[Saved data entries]

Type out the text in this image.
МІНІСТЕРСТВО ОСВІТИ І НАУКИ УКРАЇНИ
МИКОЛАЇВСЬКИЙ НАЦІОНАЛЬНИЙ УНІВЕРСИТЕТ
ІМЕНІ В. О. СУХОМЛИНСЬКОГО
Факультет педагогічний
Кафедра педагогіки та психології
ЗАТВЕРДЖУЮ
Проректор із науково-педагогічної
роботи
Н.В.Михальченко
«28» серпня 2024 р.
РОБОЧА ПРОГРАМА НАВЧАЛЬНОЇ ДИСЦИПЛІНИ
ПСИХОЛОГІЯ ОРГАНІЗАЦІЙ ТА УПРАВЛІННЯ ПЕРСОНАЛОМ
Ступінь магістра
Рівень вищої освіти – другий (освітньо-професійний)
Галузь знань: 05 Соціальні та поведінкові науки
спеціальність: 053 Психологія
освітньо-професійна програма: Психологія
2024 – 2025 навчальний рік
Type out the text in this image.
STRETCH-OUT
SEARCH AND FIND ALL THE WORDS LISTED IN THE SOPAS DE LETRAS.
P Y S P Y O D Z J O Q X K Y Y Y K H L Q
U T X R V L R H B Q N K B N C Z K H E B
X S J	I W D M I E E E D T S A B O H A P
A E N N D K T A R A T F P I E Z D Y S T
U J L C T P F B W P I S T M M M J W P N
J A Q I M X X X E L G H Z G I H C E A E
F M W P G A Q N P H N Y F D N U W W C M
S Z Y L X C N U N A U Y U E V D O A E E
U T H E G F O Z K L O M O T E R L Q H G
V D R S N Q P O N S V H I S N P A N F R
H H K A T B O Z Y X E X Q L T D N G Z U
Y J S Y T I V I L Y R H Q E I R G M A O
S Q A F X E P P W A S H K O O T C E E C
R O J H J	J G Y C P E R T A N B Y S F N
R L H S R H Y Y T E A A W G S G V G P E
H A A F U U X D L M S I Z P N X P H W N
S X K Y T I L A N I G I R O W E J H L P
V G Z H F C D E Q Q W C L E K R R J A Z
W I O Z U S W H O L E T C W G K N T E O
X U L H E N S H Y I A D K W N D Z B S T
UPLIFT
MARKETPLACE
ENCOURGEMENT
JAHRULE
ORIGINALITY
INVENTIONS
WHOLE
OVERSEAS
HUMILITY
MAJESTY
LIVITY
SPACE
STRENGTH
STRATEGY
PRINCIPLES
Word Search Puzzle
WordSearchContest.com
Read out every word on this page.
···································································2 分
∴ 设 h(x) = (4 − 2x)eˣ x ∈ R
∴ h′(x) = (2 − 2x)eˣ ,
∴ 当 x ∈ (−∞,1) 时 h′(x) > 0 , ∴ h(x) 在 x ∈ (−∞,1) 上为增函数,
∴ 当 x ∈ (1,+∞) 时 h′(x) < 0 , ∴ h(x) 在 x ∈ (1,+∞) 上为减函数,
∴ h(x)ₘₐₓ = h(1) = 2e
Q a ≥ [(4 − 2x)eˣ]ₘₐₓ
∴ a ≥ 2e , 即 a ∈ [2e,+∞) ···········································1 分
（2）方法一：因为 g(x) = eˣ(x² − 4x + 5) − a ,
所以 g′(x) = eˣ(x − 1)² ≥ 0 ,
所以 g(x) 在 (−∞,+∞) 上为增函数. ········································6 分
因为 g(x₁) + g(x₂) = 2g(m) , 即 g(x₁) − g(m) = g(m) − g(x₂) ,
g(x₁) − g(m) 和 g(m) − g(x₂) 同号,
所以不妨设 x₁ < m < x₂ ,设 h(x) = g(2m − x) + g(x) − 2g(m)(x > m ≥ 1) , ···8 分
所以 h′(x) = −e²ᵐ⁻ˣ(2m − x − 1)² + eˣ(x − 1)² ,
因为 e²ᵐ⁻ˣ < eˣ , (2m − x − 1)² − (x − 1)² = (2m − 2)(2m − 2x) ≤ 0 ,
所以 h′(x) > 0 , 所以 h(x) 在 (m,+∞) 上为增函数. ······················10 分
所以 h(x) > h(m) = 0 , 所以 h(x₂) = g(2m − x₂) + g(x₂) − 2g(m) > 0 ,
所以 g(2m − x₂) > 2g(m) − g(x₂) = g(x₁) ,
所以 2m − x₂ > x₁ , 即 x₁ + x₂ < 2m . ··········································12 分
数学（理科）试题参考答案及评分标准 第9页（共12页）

## [SET PROBLEM]
From the data, collect all lines where the string "освітньо" appears.

## [REPLY TO THE EXERCISE]
Рівень вищої освіти – другий (освітньо-професійний)
освітньо-професійна програма: Психологія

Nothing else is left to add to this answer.